━━━ RECORDS FOR THE EXERCISE ━━━
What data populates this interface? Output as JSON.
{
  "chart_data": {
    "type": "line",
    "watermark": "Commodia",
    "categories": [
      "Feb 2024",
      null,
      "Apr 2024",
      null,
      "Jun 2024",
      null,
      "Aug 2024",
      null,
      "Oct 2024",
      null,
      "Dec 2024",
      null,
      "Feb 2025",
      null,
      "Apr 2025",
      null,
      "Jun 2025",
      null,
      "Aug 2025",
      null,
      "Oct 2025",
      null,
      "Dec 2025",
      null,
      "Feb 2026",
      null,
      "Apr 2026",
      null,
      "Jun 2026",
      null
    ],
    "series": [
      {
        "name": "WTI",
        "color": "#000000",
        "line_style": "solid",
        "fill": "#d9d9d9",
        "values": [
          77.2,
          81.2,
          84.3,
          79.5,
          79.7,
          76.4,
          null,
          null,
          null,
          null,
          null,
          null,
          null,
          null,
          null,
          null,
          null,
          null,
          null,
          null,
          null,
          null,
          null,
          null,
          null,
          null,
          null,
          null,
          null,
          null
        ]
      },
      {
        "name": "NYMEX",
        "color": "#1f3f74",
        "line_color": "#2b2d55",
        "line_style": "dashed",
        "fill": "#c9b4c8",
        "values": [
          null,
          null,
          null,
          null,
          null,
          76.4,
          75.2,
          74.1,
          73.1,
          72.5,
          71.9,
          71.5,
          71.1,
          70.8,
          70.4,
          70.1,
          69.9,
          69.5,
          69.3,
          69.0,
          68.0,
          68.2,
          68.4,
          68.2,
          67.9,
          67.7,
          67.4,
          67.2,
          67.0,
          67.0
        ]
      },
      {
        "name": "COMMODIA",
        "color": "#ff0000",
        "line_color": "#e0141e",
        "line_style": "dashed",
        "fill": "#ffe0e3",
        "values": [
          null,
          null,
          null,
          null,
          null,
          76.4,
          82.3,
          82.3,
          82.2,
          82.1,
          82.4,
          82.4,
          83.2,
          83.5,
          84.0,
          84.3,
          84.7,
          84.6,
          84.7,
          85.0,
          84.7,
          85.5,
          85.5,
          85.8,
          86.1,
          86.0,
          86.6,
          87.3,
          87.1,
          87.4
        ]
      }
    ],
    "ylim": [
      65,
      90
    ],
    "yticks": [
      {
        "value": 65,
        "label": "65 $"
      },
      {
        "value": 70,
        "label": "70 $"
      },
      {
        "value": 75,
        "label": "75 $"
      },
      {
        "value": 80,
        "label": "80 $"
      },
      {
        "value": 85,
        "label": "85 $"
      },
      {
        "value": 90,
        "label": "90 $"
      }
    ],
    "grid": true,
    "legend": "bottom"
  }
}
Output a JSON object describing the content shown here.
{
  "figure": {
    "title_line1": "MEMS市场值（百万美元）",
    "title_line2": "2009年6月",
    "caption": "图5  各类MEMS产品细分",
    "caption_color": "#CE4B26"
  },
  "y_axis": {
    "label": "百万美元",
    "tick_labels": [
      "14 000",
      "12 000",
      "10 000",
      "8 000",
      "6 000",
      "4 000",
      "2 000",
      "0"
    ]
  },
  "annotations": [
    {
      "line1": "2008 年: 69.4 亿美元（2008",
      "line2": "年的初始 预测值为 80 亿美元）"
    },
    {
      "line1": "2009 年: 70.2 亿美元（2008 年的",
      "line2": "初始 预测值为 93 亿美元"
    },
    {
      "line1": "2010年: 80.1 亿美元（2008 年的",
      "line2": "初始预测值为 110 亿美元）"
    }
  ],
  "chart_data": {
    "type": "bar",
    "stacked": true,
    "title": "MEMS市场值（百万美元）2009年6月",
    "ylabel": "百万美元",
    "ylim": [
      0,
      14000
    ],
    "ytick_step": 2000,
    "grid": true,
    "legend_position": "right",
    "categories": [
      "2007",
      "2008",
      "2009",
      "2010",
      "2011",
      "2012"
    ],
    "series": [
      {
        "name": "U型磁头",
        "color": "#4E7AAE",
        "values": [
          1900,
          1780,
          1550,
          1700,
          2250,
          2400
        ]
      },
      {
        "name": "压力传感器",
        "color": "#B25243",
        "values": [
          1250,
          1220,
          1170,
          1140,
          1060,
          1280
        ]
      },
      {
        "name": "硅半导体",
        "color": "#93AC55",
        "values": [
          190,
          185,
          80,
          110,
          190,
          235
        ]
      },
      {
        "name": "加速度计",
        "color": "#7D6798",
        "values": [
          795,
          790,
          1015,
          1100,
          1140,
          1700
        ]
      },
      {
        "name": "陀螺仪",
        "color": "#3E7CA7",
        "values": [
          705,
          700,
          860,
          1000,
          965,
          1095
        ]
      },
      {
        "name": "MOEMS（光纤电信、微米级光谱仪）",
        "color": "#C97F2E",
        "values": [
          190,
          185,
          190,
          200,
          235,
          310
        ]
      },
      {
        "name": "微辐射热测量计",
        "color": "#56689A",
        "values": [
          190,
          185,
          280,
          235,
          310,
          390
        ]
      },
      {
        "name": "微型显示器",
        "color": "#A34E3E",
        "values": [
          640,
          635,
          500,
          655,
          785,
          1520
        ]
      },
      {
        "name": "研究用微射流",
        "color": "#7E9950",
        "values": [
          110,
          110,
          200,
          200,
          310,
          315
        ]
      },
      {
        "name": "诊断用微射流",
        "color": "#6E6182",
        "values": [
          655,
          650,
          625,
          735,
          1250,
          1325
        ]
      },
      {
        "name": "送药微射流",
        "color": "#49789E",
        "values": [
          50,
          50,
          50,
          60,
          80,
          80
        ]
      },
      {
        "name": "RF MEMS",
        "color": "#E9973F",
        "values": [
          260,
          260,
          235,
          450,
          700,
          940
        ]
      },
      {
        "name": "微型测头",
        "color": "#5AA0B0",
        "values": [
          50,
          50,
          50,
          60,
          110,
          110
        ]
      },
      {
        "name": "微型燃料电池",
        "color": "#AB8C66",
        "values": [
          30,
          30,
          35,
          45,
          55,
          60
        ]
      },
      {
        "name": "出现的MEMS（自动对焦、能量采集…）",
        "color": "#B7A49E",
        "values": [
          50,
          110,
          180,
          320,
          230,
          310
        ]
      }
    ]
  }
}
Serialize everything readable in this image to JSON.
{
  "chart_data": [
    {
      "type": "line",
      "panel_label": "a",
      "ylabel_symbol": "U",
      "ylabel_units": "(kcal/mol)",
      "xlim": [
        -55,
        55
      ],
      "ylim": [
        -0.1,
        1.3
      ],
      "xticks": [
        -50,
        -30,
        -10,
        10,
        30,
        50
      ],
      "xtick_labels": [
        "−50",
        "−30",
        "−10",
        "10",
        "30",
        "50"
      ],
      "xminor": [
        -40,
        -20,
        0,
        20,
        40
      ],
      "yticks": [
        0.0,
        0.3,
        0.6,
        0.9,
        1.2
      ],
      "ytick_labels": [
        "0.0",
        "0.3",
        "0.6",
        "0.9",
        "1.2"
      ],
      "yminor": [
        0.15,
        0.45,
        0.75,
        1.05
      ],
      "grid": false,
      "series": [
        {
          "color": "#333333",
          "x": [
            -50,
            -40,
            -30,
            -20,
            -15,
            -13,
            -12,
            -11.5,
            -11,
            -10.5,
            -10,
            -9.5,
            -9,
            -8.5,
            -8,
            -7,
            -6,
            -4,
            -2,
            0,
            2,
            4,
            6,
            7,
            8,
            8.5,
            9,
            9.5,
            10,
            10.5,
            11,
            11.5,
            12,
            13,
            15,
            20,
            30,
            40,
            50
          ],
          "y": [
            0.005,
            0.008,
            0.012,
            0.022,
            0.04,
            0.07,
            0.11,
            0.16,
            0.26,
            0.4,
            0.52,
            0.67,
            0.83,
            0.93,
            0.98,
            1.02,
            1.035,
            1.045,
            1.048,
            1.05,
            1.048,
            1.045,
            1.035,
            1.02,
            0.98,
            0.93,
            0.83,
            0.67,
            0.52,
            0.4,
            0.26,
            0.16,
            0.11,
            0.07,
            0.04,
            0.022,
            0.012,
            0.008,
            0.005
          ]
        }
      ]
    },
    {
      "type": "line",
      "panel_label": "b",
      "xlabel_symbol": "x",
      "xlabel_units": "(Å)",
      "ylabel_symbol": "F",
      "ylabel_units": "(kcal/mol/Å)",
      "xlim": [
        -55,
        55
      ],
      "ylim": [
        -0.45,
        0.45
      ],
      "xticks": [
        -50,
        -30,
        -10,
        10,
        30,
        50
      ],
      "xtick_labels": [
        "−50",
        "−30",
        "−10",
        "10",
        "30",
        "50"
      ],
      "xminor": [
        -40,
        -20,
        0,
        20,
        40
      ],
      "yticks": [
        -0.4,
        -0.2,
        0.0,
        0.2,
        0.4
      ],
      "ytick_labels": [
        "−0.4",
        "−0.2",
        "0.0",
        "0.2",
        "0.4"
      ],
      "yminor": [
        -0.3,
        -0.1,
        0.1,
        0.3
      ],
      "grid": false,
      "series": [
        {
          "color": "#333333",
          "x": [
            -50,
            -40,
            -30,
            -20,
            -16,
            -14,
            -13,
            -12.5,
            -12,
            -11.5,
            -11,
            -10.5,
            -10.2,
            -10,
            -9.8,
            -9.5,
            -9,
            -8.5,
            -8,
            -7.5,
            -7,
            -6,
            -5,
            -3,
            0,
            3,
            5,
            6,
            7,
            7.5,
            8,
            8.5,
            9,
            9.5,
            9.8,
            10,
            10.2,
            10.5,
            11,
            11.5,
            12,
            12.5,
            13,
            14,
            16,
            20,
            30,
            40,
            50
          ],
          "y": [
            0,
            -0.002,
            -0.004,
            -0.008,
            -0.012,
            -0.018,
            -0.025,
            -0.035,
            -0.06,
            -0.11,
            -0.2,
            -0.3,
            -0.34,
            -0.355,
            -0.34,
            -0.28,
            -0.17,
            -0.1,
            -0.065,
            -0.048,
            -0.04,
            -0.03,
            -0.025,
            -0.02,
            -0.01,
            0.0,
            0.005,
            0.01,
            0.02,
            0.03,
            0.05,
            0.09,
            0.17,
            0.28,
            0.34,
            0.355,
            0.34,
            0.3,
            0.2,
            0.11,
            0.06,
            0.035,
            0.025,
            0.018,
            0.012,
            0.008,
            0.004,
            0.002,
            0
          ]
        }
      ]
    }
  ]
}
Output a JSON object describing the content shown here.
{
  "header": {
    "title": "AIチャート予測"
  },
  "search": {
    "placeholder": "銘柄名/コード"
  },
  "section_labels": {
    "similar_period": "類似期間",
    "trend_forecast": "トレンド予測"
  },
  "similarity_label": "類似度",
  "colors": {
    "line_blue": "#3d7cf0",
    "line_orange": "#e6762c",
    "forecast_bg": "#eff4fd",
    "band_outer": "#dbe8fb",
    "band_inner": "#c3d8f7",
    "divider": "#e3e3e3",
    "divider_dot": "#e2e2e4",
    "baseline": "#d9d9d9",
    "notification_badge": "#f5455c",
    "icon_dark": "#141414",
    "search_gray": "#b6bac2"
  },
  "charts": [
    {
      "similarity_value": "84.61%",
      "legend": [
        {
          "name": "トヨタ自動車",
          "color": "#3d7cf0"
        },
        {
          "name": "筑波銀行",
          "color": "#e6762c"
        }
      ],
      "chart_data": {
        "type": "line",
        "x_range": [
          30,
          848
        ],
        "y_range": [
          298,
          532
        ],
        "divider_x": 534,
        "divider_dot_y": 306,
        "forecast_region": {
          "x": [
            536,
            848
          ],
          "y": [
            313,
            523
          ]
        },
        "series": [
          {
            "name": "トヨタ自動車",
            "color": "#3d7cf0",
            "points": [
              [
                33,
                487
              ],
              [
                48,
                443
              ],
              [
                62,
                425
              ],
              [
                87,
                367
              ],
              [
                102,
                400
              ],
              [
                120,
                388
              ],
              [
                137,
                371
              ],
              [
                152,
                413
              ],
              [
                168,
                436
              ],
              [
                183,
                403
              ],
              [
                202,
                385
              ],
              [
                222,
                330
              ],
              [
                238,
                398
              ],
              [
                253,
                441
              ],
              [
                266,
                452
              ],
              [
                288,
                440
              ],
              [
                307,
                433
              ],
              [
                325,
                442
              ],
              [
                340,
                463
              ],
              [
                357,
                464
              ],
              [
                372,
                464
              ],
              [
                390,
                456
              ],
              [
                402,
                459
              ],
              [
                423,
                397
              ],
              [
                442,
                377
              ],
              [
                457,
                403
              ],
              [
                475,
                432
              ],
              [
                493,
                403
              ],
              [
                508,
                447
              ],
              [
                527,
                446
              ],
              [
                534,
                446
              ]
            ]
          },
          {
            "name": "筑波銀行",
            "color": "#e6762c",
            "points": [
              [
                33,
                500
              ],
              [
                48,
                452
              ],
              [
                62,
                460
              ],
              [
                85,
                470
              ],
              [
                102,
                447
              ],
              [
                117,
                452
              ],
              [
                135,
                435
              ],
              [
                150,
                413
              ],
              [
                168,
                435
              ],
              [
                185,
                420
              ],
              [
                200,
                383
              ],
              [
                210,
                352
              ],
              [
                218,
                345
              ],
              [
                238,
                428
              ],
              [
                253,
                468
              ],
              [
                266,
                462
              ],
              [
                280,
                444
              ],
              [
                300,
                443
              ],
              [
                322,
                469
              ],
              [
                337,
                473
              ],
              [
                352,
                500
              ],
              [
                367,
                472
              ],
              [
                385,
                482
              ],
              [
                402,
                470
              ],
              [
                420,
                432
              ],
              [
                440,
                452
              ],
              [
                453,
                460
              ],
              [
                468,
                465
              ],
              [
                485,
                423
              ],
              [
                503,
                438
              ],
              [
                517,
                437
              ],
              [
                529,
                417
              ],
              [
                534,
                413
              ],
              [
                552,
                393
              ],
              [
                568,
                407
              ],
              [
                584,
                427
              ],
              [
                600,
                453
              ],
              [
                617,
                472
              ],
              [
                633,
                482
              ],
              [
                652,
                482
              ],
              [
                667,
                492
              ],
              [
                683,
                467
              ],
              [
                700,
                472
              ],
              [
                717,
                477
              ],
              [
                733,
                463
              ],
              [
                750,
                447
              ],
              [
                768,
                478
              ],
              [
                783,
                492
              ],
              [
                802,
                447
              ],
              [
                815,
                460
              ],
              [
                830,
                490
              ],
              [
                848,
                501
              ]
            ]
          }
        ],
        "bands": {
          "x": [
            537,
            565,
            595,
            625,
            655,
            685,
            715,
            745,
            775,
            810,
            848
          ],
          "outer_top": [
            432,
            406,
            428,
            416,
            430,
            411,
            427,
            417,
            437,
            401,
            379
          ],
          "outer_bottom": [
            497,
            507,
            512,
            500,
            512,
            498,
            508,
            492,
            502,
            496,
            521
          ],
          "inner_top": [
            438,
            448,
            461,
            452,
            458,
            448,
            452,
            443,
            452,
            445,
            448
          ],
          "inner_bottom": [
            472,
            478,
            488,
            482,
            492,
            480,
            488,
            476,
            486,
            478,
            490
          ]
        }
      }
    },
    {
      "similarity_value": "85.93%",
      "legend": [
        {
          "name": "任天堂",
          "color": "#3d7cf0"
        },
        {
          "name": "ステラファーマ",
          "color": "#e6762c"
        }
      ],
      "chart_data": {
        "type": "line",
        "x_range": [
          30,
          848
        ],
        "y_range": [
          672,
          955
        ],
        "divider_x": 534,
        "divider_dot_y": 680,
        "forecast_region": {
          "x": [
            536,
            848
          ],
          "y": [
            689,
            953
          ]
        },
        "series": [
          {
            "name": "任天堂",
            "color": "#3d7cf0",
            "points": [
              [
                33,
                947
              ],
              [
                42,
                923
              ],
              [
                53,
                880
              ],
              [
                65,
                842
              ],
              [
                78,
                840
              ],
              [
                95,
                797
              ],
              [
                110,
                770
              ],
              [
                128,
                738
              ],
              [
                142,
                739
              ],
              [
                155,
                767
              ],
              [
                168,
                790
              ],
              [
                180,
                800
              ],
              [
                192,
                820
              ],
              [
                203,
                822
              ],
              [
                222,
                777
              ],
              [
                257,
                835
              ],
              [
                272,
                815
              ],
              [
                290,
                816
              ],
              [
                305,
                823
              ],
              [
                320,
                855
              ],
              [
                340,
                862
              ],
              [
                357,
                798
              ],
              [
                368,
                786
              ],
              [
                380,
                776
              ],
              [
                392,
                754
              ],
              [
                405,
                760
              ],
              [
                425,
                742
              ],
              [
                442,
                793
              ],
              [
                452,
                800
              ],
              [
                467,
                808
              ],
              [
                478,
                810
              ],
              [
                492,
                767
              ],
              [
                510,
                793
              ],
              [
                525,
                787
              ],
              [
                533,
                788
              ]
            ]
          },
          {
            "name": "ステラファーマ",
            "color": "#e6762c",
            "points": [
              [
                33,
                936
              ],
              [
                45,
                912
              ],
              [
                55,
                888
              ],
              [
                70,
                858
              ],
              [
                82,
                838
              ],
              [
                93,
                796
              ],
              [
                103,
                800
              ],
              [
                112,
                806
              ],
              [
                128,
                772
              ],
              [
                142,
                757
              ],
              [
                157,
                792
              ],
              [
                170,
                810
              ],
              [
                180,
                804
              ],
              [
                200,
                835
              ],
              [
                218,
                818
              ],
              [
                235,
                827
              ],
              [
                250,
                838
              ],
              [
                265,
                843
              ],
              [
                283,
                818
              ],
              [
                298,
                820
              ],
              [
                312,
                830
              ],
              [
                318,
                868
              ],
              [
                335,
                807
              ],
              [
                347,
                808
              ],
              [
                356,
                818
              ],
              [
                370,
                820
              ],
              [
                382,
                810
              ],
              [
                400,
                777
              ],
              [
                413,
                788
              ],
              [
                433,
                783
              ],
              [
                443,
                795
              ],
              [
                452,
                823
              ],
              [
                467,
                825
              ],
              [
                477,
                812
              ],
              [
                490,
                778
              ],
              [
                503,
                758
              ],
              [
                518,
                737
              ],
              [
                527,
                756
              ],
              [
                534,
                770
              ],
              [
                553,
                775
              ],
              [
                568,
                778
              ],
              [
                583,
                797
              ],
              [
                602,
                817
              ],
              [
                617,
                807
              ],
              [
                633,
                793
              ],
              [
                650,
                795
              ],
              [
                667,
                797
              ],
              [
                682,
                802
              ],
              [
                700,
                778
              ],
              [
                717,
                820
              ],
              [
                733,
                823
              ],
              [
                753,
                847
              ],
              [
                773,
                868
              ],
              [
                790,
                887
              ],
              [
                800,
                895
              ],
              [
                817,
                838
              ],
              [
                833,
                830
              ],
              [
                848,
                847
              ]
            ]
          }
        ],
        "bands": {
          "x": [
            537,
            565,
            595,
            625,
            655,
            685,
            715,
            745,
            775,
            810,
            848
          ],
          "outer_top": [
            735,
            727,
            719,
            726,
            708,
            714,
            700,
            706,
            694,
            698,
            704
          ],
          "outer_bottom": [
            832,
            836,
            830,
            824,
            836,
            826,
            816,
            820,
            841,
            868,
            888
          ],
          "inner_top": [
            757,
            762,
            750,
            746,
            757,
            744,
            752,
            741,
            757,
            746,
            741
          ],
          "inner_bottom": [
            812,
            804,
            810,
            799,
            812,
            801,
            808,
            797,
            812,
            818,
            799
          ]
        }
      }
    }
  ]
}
━━━
» **WRITTEN INSTRUCTION**
Extract all lines from the material above that include the word "JSON".

» **EXERCISE SOLUTION**
What data populates this interface? Output as JSON.
Output a JSON object describing the content shown here.
Serialize everything readable in this image to JSON.
Output a JSON object describing the content shown here.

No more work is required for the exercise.